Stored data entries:
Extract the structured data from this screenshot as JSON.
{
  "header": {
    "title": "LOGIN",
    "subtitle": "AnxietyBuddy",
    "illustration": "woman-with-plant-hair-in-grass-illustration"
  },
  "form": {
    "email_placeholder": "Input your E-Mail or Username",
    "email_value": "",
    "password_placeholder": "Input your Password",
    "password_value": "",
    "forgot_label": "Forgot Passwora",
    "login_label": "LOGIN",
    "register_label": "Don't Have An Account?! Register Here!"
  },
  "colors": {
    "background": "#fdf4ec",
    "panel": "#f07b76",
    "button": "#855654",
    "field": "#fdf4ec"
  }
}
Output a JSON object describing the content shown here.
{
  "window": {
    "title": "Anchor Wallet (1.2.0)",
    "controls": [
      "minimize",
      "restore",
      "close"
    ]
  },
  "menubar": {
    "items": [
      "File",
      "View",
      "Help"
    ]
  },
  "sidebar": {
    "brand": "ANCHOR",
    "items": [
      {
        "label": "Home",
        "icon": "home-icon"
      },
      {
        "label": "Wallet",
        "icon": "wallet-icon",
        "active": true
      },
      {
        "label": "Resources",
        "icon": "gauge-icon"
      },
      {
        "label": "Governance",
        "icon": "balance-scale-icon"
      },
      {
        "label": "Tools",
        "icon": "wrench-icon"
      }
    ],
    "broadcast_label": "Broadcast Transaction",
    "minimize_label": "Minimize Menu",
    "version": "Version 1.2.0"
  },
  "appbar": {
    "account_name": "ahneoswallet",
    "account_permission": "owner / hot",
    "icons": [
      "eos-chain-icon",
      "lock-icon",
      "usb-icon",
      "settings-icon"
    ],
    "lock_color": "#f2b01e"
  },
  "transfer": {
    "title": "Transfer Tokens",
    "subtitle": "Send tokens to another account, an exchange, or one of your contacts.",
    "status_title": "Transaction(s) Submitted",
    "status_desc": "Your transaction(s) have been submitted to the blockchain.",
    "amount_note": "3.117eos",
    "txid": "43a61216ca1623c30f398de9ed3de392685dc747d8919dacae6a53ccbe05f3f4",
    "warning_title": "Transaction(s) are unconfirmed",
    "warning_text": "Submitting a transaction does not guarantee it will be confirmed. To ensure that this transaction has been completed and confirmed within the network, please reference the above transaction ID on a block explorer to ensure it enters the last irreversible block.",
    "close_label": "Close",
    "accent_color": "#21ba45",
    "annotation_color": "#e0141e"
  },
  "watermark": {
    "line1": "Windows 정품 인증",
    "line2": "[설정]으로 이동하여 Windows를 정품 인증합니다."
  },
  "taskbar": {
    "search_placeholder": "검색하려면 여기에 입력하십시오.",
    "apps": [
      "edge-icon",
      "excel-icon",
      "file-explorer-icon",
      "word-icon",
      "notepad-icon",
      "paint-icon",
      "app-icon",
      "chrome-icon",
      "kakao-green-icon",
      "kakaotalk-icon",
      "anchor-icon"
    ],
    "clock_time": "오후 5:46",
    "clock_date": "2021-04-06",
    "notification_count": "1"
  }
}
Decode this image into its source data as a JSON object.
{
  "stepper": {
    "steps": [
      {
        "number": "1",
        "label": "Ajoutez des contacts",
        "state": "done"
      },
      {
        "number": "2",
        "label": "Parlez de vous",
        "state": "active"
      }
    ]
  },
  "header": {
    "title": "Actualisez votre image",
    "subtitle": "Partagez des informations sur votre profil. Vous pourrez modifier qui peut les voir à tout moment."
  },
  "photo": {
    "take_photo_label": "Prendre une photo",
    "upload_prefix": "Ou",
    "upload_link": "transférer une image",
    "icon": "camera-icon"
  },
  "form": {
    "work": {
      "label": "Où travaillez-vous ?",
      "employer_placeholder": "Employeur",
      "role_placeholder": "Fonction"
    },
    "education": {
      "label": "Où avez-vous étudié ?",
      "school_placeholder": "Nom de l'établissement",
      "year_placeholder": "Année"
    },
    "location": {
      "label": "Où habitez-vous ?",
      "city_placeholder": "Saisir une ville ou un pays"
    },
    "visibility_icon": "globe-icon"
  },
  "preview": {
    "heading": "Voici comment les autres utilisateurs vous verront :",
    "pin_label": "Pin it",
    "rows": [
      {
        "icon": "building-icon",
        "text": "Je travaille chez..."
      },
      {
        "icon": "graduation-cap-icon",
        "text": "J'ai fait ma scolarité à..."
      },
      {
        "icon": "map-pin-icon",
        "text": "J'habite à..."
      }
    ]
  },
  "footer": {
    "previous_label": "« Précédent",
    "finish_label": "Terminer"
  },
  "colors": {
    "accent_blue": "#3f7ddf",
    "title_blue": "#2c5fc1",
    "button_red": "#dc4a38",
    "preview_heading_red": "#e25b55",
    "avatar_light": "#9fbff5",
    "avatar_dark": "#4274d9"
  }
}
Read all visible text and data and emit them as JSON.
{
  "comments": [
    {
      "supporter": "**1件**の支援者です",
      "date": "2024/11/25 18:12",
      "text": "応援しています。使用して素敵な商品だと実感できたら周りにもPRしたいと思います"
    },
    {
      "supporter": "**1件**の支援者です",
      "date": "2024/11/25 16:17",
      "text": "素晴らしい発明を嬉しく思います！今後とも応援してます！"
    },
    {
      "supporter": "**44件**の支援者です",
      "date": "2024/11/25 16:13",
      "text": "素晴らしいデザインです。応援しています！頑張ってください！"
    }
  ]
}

**Set exercise:**
Your task is to repeat every entry exactly.

**Reply:**
Extract the structured data from this screenshot as JSON.
{
  "header": {
    "title": "LOGIN",
    "subtitle": "AnxietyBuddy",
    "illustration": "woman-with-plant-hair-in-grass-illustration"
  },
  "form": {
    "email_placeholder": "Input your E-Mail or Username",
    "email_value": "",
    "password_placeholder": "Input your Password",
    "password_value": "",
    "forgot_label": "Forgot Passwora",
    "login_label": "LOGIN",
    "register_label": "Don't Have An Account?! Register Here!"
  },
  "colors": {
    "background": "#fdf4ec",
    "panel": "#f07b76",
    "button": "#855654",
    "field": "#fdf4ec"
  }
}
Output a JSON object describing the content shown here.
{
  "window": {
    "title": "Anchor Wallet (1.2.0)",
    "controls": [
      "minimize",
      "restore",
      "close"
    ]
  },
  "menubar": {
    "items": [
      "File",
      "View",
      "Help"
    ]
  },
  "sidebar": {
    "brand": "ANCHOR",
    "items": [
      {
        "label": "Home",
        "icon": "home-icon"
      },
      {
        "label": "Wallet",
        "icon": "wallet-icon",
        "active": true
      },
      {
        "label": "Resources",
        "icon": "gauge-icon"
      },
      {
        "label": "Governance",
        "icon": "balance-scale-icon"
      },
      {
        "label": "Tools",
        "icon": "wrench-icon"
      }
    ],
    "broadcast_label": "Broadcast Transaction",
    "minimize_label": "Minimize Menu",
    "version": "Version 1.2.0"
  },
  "appbar": {
    "account_name": "ahneoswallet",
    "account_permission": "owner / hot",
    "icons": [
      "eos-chain-icon",
      "lock-icon",
      "usb-icon",
      "settings-icon"
    ],
    "lock_color": "#f2b01e"
  },
  "transfer": {
    "title": "Transfer Tokens",
    "subtitle": "Send tokens to another account, an exchange, or one of your contacts.",
    "status_title": "Transaction(s) Submitted",
    "status_desc": "Your transaction(s) have been submitted to the blockchain.",
    "amount_note": "3.117eos",
    "txid": "43a61216ca1623c30f398de9ed3de392685dc747d8919dacae6a53ccbe05f3f4",
    "warning_title": "Transaction(s) are unconfirmed",
    "warning_text": "Submitting a transaction does not guarantee it will be confirmed. To ensure that this transaction has been completed and confirmed within the network, please reference the above transaction ID on a block explorer to ensure it enters the last irreversible block.",
    "close_label": "Close",
    "accent_color": "#21ba45",
    "annotation_color": "#e0141e"
  },
  "watermark": {
    "line1": "Windows 정품 인증",
    "line2": "[설정]으로 이동하여 Windows를 정품 인증합니다."
  },
  "taskbar": {
    "search_placeholder": "검색하려면 여기에 입력하십시오.",
    "apps": [
      "edge-icon",
      "excel-icon",
      "file-explorer-icon",
      "word-icon",
      "notepad-icon",
      "paint-icon",
      "app-icon",
      "chrome-icon",
      "kakao-green-icon",
      "kakaotalk-icon",
      "anchor-icon"
    ],
    "clock_time": "오후 5:46",
    "clock_date": "2021-04-06",
    "notification_count": "1"
  }
}
Decode this image into its source data as a JSON object.
{
  "stepper": {
    "steps": [
      {
        "number": "1",
        "label": "Ajoutez des contacts",
        "state": "done"
      },
      {
        "number": "2",
        "label": "Parlez de vous",
        "state": "active"
      }
    ]
  },
  "header": {
    "title": "Actualisez votre image",
    "subtitle": "Partagez des informations sur votre profil. Vous pourrez modifier qui peut les voir à tout moment."
  },
  "photo": {
    "take_photo_label": "Prendre une photo",
    "upload_prefix": "Ou",
    "upload_link": "transférer une image",
    "icon": "camera-icon"
  },
  "form": {
    "work": {
      "label": "Où travaillez-vous ?",
      "employer_placeholder": "Employeur",
      "role_placeholder": "Fonction"
    },
    "education": {
      "label": "Où avez-vous étudié ?",
      "school_placeholder": "Nom de l'établissement",
      "year_placeholder": "Année"
    },
    "location": {
      "label": "Où habitez-vous ?",
      "city_placeholder": "Saisir une ville ou un pays"
    },
    "visibility_icon": "globe-icon"
  },
  "preview": {
    "heading": "Voici comment les autres utilisateurs vous verront :",
    "pin_label": "Pin it",
    "rows": [
      {
        "icon": "building-icon",
        "text": "Je travaille chez..."
      },
      {
        "icon": "graduation-cap-icon",
        "text": "J'ai fait ma scolarité à..."
      },
      {
        "icon": "map-pin-icon",
        "text": "J'habite à..."
      }
    ]
  },
  "footer": {
    "previous_label": "« Précédent",
    "finish_label": "Terminer"
  },
  "colors": {
    "accent_blue": "#3f7ddf",
    "title_blue": "#2c5fc1",
    "button_red": "#dc4a38",
    "preview_heading_red": "#e25b55",
    "avatar_light": "#9fbff5",
    "avatar_dark": "#4274d9"
  }
}
Read all visible text and data and emit them as JSON.
{
  "comments": [
    {
      "supporter": "**1件**の支援者です",
      "date": "2024/11/25 18:12",
      "text": "応援しています。使用して素敵な商品だと実感できたら周りにもPRしたいと思います"
    },
    {
      "supporter": "**1件**の支援者です",
      "date": "2024/11/25 16:17",
      "text": "素晴らしい発明を嬉しく思います！今後とも応援してます！"
    },
    {
      "supporter": "**44件**の支援者です",
      "date": "2024/11/25 16:13",
      "text": "素晴らしいデザインです。応援しています！頑張ってください！"
    }
  ]
}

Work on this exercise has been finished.